Work required:
Where the string "nous" occurs in the material below, report the whole line.

Data shown:
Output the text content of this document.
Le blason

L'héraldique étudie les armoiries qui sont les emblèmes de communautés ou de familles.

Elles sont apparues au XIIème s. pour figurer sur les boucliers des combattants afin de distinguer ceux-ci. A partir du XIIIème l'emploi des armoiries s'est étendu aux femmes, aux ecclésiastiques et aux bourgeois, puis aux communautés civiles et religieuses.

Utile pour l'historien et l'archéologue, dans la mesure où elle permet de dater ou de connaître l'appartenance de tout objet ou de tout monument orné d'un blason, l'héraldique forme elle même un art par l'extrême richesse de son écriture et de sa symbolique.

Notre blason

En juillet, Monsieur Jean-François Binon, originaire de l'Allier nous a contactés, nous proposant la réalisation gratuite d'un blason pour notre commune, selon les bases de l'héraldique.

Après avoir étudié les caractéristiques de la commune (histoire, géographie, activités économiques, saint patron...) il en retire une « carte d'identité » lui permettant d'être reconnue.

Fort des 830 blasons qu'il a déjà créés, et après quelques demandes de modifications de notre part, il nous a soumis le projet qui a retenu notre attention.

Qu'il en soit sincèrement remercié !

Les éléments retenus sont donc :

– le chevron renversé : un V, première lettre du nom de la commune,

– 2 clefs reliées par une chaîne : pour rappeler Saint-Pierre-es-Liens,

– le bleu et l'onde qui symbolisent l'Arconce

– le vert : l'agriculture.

Exercise result:
En juillet, Monsieur Jean-François Binon, originaire de l'Allier nous a contactés, nous proposant la réalisation gratuite d'un blason pour notre commune, selon les bases de l'héraldique.
Fort des 830 blasons qu'il a déjà créés, et après quelques demandes de modifications de notre part, il nous a soumis le projet qui a retenu notre attention.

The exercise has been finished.